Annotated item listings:
## BEGIN

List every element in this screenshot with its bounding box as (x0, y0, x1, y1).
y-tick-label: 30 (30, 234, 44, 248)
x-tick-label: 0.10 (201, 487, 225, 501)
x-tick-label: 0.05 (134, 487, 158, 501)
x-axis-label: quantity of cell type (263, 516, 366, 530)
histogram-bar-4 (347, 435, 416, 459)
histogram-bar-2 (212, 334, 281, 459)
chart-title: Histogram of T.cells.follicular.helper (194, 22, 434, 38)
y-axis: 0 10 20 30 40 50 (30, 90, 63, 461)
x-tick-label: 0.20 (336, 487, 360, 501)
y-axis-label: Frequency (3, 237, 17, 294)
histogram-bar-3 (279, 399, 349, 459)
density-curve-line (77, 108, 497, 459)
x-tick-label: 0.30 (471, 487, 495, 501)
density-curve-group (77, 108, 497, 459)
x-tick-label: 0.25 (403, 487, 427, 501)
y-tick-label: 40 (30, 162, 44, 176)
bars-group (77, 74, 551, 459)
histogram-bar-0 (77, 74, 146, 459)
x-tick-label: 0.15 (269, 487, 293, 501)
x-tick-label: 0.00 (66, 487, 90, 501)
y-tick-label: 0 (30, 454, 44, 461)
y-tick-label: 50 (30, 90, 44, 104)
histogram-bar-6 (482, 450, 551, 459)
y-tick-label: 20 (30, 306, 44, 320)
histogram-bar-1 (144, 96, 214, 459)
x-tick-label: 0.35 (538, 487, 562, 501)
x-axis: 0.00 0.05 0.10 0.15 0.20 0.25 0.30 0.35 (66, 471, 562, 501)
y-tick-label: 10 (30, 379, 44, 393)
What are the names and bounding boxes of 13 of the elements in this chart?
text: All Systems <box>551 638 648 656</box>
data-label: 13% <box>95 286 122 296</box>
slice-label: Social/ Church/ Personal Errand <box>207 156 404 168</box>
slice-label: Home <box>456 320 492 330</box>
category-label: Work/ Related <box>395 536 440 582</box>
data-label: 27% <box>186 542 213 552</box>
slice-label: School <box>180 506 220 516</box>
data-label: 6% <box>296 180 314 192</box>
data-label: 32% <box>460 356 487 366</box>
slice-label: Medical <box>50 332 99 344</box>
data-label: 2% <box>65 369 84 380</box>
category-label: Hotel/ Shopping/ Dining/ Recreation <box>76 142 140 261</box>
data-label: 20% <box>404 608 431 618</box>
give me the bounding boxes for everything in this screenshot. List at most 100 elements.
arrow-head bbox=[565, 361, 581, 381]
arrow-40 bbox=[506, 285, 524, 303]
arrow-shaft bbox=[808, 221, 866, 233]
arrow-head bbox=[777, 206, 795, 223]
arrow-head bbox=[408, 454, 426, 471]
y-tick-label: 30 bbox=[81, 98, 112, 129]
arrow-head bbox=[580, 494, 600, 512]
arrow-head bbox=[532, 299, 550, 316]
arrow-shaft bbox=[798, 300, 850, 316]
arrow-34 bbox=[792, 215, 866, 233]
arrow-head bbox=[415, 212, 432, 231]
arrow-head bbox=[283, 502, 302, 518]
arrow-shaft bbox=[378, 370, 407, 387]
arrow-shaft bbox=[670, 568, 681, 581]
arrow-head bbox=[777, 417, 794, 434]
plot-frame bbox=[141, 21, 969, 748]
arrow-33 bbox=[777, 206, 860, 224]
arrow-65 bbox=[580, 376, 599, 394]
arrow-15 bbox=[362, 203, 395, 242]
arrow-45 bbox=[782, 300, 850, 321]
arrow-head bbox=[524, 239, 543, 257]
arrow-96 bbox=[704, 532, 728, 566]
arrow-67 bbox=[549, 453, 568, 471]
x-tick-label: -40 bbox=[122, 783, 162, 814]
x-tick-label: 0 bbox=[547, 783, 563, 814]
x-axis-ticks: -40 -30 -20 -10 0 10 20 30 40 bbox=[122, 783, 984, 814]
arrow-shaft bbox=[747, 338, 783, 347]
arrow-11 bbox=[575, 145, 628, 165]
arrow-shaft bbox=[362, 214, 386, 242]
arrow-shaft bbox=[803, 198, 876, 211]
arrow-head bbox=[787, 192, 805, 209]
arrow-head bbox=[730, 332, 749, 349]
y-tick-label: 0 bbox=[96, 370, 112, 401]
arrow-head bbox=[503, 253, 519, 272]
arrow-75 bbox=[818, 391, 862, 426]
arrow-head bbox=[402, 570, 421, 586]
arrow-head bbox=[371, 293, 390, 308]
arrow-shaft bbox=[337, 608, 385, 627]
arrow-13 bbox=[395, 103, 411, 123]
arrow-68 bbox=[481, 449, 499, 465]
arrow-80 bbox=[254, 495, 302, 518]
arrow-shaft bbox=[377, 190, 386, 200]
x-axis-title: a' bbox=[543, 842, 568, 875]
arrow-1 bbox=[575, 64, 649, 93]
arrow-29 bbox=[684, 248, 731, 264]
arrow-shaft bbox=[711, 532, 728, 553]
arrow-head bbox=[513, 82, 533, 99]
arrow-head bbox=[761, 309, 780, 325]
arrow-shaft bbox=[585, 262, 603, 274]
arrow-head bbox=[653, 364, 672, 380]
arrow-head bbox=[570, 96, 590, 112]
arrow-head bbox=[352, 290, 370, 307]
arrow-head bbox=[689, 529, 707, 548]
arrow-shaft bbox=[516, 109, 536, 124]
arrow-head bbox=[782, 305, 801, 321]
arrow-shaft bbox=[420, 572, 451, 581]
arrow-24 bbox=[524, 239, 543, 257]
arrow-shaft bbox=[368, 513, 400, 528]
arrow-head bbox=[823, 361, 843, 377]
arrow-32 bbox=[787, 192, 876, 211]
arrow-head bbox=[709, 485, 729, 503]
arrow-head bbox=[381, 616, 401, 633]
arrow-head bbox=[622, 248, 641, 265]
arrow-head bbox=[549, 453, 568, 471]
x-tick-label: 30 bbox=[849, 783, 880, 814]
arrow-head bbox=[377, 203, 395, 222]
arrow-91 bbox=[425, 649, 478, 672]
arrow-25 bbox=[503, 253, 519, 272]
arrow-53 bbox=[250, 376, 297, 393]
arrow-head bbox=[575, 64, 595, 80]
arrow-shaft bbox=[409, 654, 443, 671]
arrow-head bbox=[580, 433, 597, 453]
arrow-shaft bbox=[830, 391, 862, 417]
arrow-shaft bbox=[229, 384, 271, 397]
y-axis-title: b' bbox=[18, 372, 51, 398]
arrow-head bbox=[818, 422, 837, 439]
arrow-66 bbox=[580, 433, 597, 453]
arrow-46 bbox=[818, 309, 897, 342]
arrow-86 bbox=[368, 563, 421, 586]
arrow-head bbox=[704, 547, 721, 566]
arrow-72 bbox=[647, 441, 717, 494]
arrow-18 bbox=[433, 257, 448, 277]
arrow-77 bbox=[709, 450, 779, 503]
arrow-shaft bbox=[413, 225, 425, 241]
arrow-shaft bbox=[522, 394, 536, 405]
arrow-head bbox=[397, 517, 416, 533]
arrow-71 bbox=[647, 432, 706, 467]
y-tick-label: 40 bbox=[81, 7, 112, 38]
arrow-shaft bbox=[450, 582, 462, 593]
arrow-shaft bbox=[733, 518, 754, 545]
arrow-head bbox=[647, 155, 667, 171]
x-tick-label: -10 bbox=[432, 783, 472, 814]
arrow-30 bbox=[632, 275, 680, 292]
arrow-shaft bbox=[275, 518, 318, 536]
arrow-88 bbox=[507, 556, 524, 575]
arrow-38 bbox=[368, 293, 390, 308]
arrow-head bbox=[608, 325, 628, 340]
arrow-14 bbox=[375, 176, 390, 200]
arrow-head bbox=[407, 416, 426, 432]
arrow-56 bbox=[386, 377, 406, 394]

## END

WRITTEN PROBLEM: Can you swap "histogram-bar" for "bar" in the stretch from the first line of the items through the line containing "slice-label: School <box>180", and write out only those lines, leaving everything else unchanged?

COMPLETE RESPONSE:
List every element in this screenshot with its bounding box as (x0, y0, x1, y1).
y-tick-label: 30 (30, 234, 44, 248)
x-tick-label: 0.10 (201, 487, 225, 501)
x-tick-label: 0.05 (134, 487, 158, 501)
x-axis-label: quantity of cell type (263, 516, 366, 530)
bar-4 (347, 435, 416, 459)
bar-2 (212, 334, 281, 459)
chart-title: Histogram of T.cells.follicular.helper (194, 22, 434, 38)
y-axis: 0 10 20 30 40 50 (30, 90, 63, 461)
x-tick-label: 0.20 (336, 487, 360, 501)
y-axis-label: Frequency (3, 237, 17, 294)
bar-3 (279, 399, 349, 459)
density-curve-line (77, 108, 497, 459)
x-tick-label: 0.30 (471, 487, 495, 501)
density-curve-group (77, 108, 497, 459)
x-tick-label: 0.25 (403, 487, 427, 501)
y-tick-label: 40 (30, 162, 44, 176)
bars-group (77, 74, 551, 459)
bar-0 (77, 74, 146, 459)
x-tick-label: 0.15 (269, 487, 293, 501)
x-tick-label: 0.00 (66, 487, 90, 501)
y-tick-label: 0 (30, 454, 44, 461)
y-tick-label: 50 (30, 90, 44, 104)
bar-6 (482, 450, 551, 459)
y-tick-label: 20 (30, 306, 44, 320)
bar-1 (144, 96, 214, 459)
x-tick-label: 0.35 (538, 487, 562, 501)
x-axis: 0.00 0.05 0.10 0.15 0.20 0.25 0.30 0.35 (66, 471, 562, 501)
y-tick-label: 10 (30, 379, 44, 393)
What are the names and bounding boxes of 13 of the elements in this chart?
text: All Systems <box>551 638 648 656</box>
data-label: 13% <box>95 286 122 296</box>
slice-label: Social/ Church/ Personal Errand <box>207 156 404 168</box>
slice-label: Home <box>456 320 492 330</box>
category-label: Work/ Related <box>395 536 440 582</box>
data-label: 27% <box>186 542 213 552</box>
slice-label: School <box>180 506 220 516</box>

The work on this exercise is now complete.